Please transcribe the listing below in full and word for word, without its pictures.

Start of DATA FOR PROCESSING

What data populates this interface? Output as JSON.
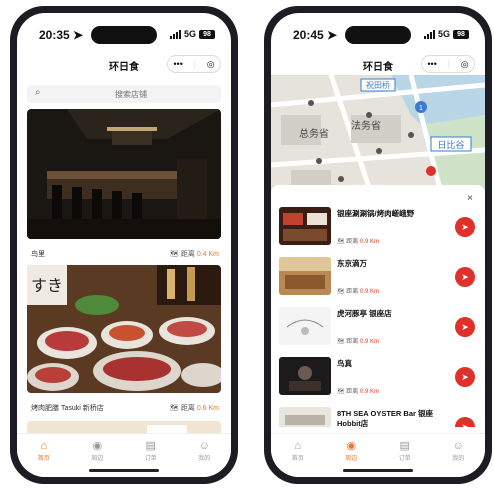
{
  "phone1": {
    "time": "20:35",
    "network": "5G",
    "battery": "98",
    "title": "环日食",
    "capsule_more": "•••",
    "capsule_target": "◎",
    "search_placeholder": "搜索店铺",
    "cards": [
      {
        "name": "鸟里",
        "distance_label": "距离",
        "distance_value": "0.4 Km"
      },
      {
        "name": "烤肉肥膳 Tasuki 新桥店",
        "distance_label": "距离",
        "distance_value": "0.6 Km"
      }
    ],
    "tabs": [
      {
        "label": "首页",
        "icon": "home-icon"
      },
      {
        "label": "周边",
        "icon": "nearby-icon"
      },
      {
        "label": "订单",
        "icon": "order-icon"
      },
      {
        "label": "我的",
        "icon": "profile-icon"
      }
    ],
    "active_tab": 0
  },
  "phone2": {
    "time": "20:45",
    "network": "5G",
    "battery": "98",
    "title": "环日食",
    "capsule_more": "•••",
    "capsule_target": "◎",
    "map_labels": {
      "station1": "祝田桥",
      "district": "总务省",
      "ministry": "法务省",
      "station2": "日比谷",
      "line_num": "1"
    },
    "close": "×",
    "restaurants": [
      {
        "name": "银座涮涮锅/烤肉嵯峨野",
        "distance_label": "距离",
        "distance_value": "0.9 Km"
      },
      {
        "name": "东京滴万",
        "distance_label": "距离",
        "distance_value": "0.9 Km"
      },
      {
        "name": "虎河豚亭 银座店",
        "distance_label": "距离",
        "distance_value": "0.9 Km"
      },
      {
        "name": "鸟真",
        "distance_label": "距离",
        "distance_value": "0.9 Km"
      },
      {
        "name": "8TH SEA OYSTER Bar 银座Hobbit店",
        "distance_label": "距离",
        "distance_value": "0.9 Km"
      }
    ],
    "tabs": [
      {
        "label": "首页",
        "icon": "home-icon"
      },
      {
        "label": "周边",
        "icon": "nearby-icon"
      },
      {
        "label": "订单",
        "icon": "order-icon"
      },
      {
        "label": "我的",
        "icon": "profile-icon"
      }
    ],
    "active_tab": 1
  },
  "colors": {
    "accent": "#e8772a",
    "nav_button": "#e0302a",
    "frame": "#1d1c24"
  }
}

End of DATA FOR PROCESSING

RESULT:
What data populates this interface? Output as JSON.
{
  "phone1": {
    "time": "20:35",
    "network": "5G",
    "battery": "98",
    "title": "环日食",
    "capsule_more": "•••",
    "capsule_target": "◎",
    "search_placeholder": "搜索店铺",
    "cards": [
      {
        "name": "鸟里",
        "distance_label": "距离",
        "distance_value": "0.4 Km"
      },
      {
        "name": "烤肉肥膳 Tasuki 新桥店",
        "distance_label": "距离",
        "distance_value": "0.6 Km"
      }
    ],
    "tabs": [
      {
        "label": "首页",
        "icon": "home-icon"
      },
      {
        "label": "周边",
        "icon": "nearby-icon"
      },
      {
        "label": "订单",
        "icon": "order-icon"
      },
      {
        "label": "我的",
        "icon": "profile-icon"
      }
    ],
    "active_tab": 0
  },
  "phone2": {
    "time": "20:45",
    "network": "5G",
    "battery": "98",
    "title": "环日食",
    "capsule_more": "•••",
    "capsule_target": "◎",
    "map_labels": {
      "station1": "祝田桥",
      "district": "总务省",
      "ministry": "法务省",
      "station2": "日比谷",
      "line_num": "1"
    },
    "close": "×",
    "restaurants": [
      {
        "name": "银座涮涮锅/烤肉嵯峨野",
        "distance_label": "距离",
        "distance_value": "0.9 Km"
      },
      {
        "name": "东京滴万",
        "distance_label": "距离",
        "distance_value": "0.9 Km"
      },
      {
        "name": "虎河豚亭 银座店",
        "distance_label": "距离",
        "distance_value": "0.9 Km"
      },
      {
        "name": "鸟真",
        "distance_label": "距离",
        "distance_value": "0.9 Km"
      },
      {
        "name": "8TH SEA OYSTER Bar 银座Hobbit店",
        "distance_label": "距离",
        "distance_value": "0.9 Km"
      }
    ],
    "tabs": [
      {
        "label": "首页",
        "icon": "home-icon"
      },
      {
        "label": "周边",
        "icon": "nearby-icon"
      },
      {
        "label": "订单",
        "icon": "order-icon"
      },
      {
        "label": "我的",
        "icon": "profile-icon"
      }
    ],
    "active_tab": 1
  },
  "colors": {
    "accent": "#e8772a",
    "nav_button": "#e0302a",
    "frame": "#1d1c24"
  }
}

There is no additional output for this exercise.